**TO DO**
Reproduce the entries exactly.

Excerpt from a dataset
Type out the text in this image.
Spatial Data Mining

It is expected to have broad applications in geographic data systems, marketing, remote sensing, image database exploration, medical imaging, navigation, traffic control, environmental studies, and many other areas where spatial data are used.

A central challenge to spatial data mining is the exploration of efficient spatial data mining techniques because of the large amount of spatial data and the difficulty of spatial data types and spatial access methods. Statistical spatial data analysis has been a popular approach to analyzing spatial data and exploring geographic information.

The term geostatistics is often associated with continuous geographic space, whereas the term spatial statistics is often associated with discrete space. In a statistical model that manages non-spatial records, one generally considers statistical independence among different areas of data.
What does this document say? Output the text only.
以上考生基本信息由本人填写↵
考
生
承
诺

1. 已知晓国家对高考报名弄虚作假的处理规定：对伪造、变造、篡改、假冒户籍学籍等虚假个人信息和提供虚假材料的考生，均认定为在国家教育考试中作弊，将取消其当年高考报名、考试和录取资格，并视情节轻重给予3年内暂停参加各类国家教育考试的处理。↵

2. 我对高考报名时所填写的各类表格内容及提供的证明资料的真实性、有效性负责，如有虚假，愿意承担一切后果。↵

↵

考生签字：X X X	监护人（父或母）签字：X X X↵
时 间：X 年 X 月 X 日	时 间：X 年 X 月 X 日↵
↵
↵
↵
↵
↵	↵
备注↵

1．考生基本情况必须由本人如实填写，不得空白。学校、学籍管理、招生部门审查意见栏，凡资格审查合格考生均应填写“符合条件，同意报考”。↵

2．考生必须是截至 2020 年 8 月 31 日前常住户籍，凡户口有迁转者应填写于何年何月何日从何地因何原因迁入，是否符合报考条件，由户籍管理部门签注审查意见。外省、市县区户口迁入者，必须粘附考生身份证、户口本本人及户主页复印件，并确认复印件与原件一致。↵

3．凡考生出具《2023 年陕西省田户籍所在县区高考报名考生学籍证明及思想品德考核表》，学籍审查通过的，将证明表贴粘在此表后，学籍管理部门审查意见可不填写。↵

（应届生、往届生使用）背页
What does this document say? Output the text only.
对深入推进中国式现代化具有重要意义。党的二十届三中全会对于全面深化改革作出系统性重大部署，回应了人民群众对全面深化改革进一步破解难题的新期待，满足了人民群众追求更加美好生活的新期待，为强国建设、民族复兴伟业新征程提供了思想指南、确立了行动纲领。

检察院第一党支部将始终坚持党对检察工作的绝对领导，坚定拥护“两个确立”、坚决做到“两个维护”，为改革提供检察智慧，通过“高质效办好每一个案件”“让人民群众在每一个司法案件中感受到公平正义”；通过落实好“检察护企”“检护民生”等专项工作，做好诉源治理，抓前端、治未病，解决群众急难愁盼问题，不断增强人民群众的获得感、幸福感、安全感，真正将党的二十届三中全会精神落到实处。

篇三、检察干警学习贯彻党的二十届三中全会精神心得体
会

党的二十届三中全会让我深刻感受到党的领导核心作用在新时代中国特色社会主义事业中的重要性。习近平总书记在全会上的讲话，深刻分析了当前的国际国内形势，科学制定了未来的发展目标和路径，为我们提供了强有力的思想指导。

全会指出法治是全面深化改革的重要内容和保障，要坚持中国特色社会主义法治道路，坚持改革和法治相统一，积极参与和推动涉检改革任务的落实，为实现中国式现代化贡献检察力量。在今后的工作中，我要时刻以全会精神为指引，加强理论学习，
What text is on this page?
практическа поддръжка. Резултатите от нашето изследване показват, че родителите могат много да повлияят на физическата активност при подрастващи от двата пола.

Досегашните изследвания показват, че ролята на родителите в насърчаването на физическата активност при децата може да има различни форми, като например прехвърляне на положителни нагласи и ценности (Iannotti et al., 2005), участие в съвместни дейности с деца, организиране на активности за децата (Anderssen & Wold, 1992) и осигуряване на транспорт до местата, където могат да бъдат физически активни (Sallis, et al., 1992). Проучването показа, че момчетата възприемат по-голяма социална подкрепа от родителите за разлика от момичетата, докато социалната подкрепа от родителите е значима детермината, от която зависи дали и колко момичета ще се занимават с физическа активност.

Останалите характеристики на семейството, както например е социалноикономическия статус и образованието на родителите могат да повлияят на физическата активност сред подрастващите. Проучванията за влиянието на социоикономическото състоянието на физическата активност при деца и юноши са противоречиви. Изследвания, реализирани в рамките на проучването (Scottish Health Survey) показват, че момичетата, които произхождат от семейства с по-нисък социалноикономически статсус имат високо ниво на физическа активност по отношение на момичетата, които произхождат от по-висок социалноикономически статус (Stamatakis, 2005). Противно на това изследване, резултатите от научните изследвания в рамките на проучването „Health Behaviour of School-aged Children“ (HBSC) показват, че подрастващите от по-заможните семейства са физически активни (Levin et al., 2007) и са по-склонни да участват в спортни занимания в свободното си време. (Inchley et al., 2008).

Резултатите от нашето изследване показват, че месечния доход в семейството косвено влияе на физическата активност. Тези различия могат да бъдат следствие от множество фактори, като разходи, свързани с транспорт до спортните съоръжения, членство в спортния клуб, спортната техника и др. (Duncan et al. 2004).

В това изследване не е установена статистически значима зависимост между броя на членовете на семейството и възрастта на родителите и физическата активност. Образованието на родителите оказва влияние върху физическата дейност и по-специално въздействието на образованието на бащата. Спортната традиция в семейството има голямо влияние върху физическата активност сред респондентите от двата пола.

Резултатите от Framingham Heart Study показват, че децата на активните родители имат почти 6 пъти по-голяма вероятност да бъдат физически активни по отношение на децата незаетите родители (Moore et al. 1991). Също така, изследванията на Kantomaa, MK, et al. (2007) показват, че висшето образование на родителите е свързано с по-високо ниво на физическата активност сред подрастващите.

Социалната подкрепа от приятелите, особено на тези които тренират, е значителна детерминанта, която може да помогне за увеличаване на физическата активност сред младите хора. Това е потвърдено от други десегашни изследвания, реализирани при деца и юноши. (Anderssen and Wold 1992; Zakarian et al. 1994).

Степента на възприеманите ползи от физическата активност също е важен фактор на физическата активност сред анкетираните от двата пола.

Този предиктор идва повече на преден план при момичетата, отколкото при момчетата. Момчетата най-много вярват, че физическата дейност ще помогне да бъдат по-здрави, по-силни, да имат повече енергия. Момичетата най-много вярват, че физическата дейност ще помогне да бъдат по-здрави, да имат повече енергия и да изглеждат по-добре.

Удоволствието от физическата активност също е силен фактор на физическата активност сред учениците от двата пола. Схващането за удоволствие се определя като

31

**WRITTEN ANSWER**
Type out the text in this image.
Spatial Data Mining

It is expected to have broad applications in geographic data systems, marketing, remote sensing, image database exploration, medical imaging, navigation, traffic control, environmental studies, and many other areas where spatial data are used.

A central challenge to spatial data mining is the exploration of efficient spatial data mining techniques because of the large amount of spatial data and the difficulty of spatial data types and spatial access methods. Statistical spatial data analysis has been a popular approach to analyzing spatial data and exploring geographic information.

The term geostatistics is often associated with continuous geographic space, whereas the term spatial statistics is often associated with discrete space. In a statistical model that manages non-spatial records, one generally considers statistical independence among different areas of data.
What does this document say? Output the text only.
以上考生基本信息由本人填写↵
考
生
承
诺

1. 已知晓国家对高考报名弄虚作假的处理规定：对伪造、变造、篡改、假冒户籍学籍等虚假个人信息和提供虚假材料的考生，均认定为在国家教育考试中作弊，将取消其当年高考报名、考试和录取资格，并视情节轻重给予3年内暂停参加各类国家教育考试的处理。↵

2. 我对高考报名时所填写的各类表格内容及提供的证明资料的真实性、有效性负责，如有虚假，愿意承担一切后果。↵

↵

考生签字：X X X	监护人（父或母）签字：X X X↵
时 间：X 年 X 月 X 日	时 间：X 年 X 月 X 日↵
↵
↵
↵
↵
↵	↵
备注↵

1．考生基本情况必须由本人如实填写，不得空白。学校、学籍管理、招生部门审查意见栏，凡资格审查合格考生均应填写“符合条件，同意报考”。↵

2．考生必须是截至 2020 年 8 月 31 日前常住户籍，凡户口有迁转者应填写于何年何月何日从何地因何原因迁入，是否符合报考条件，由户籍管理部门签注审查意见。外省、市县区户口迁入者，必须粘附考生身份证、户口本本人及户主页复印件，并确认复印件与原件一致。↵

3．凡考生出具《2023 年陕西省田户籍所在县区高考报名考生学籍证明及思想品德考核表》，学籍审查通过的，将证明表贴粘在此表后，学籍管理部门审查意见可不填写。↵

（应届生、往届生使用）背页
What does this document say? Output the text only.
对深入推进中国式现代化具有重要意义。党的二十届三中全会对于全面深化改革作出系统性重大部署，回应了人民群众对全面深化改革进一步破解难题的新期待，满足了人民群众追求更加美好生活的新期待，为强国建设、民族复兴伟业新征程提供了思想指南、确立了行动纲领。

检察院第一党支部将始终坚持党对检察工作的绝对领导，坚定拥护“两个确立”、坚决做到“两个维护”，为改革提供检察智慧，通过“高质效办好每一个案件”“让人民群众在每一个司法案件中感受到公平正义”；通过落实好“检察护企”“检护民生”等专项工作，做好诉源治理，抓前端、治未病，解决群众急难愁盼问题，不断增强人民群众的获得感、幸福感、安全感，真正将党的二十届三中全会精神落到实处。

篇三、检察干警学习贯彻党的二十届三中全会精神心得体
会

党的二十届三中全会让我深刻感受到党的领导核心作用在新时代中国特色社会主义事业中的重要性。习近平总书记在全会上的讲话，深刻分析了当前的国际国内形势，科学制定了未来的发展目标和路径，为我们提供了强有力的思想指导。

全会指出法治是全面深化改革的重要内容和保障，要坚持中国特色社会主义法治道路，坚持改革和法治相统一，积极参与和推动涉检改革任务的落实，为实现中国式现代化贡献检察力量。在今后的工作中，我要时刻以全会精神为指引，加强理论学习，
What text is on this page?
практическа поддръжка. Резултатите от нашето изследване показват, че родителите могат много да повлияят на физическата активност при подрастващи от двата пола.

Досегашните изследвания показват, че ролята на родителите в насърчаването на физическата активност при децата може да има различни форми, като например прехвърляне на положителни нагласи и ценности (Iannotti et al., 2005), участие в съвместни дейности с деца, организиране на активности за децата (Anderssen & Wold, 1992) и осигуряване на транспорт до местата, където могат да бъдат физически активни (Sallis, et al., 1992). Проучването показа, че момчетата възприемат по-голяма социална подкрепа от родителите за разлика от момичетата, докато социалната подкрепа от родителите е значима детермината, от която зависи дали и колко момичета ще се занимават с физическа активност.

Останалите характеристики на семейството, както например е социалноикономическия статус и образованието на родителите могат да повлияят на физическата активност сред подрастващите. Проучванията за влиянието на социоикономическото състоянието на физическата активност при деца и юноши са противоречиви. Изследвания, реализирани в рамките на проучването (Scottish Health Survey) показват, че момичетата, които произхождат от семейства с по-нисък социалноикономически статсус имат високо ниво на физическа активност по отношение на момичетата, които произхождат от по-висок социалноикономически статус (Stamatakis, 2005). Противно на това изследване, резултатите от научните изследвания в рамките на проучването „Health Behaviour of School-aged Children“ (HBSC) показват, че подрастващите от по-заможните семейства са физически активни (Levin et al., 2007) и са по-склонни да участват в спортни занимания в свободното си време. (Inchley et al., 2008).

Резултатите от нашето изследване показват, че месечния доход в семейството косвено влияе на физическата активност. Тези различия могат да бъдат следствие от множество фактори, като разходи, свързани с транспорт до спортните съоръжения, членство в спортния клуб, спортната техника и др. (Duncan et al. 2004).

В това изследване не е установена статистически значима зависимост между броя на членовете на семейството и възрастта на родителите и физическата активност. Образованието на родителите оказва влияние върху физическата дейност и по-специално въздействието на образованието на бащата. Спортната традиция в семейството има голямо влияние върху физическата активност сред респондентите от двата пола.

Резултатите от Framingham Heart Study показват, че децата на активните родители имат почти 6 пъти по-голяма вероятност да бъдат физически активни по отношение на децата незаетите родители (Moore et al. 1991). Също така, изследванията на Kantomaa, MK, et al. (2007) показват, че висшето образование на родителите е свързано с по-високо ниво на физическата активност сред подрастващите.

Социалната подкрепа от приятелите, особено на тези които тренират, е значителна детерминанта, която може да помогне за увеличаване на физическата активност сред младите хора. Това е потвърдено от други десегашни изследвания, реализирани при деца и юноши. (Anderssen and Wold 1992; Zakarian et al. 1994).

Степента на възприеманите ползи от физическата активност също е важен фактор на физическата активност сред анкетираните от двата пола.

Този предиктор идва повече на преден план при момичетата, отколкото при момчетата. Момчетата най-много вярват, че физическата дейност ще помогне да бъдат по-здрави, по-силни, да имат повече енергия. Момичетата най-много вярват, че физическата дейност ще помогне да бъдат по-здрави, да имат повече енергия и да изглеждат по-добре.

Удоволствието от физическата активност също е силен фактор на физическата активност сред учениците от двата пола. Схващането за удоволствие се определя като

31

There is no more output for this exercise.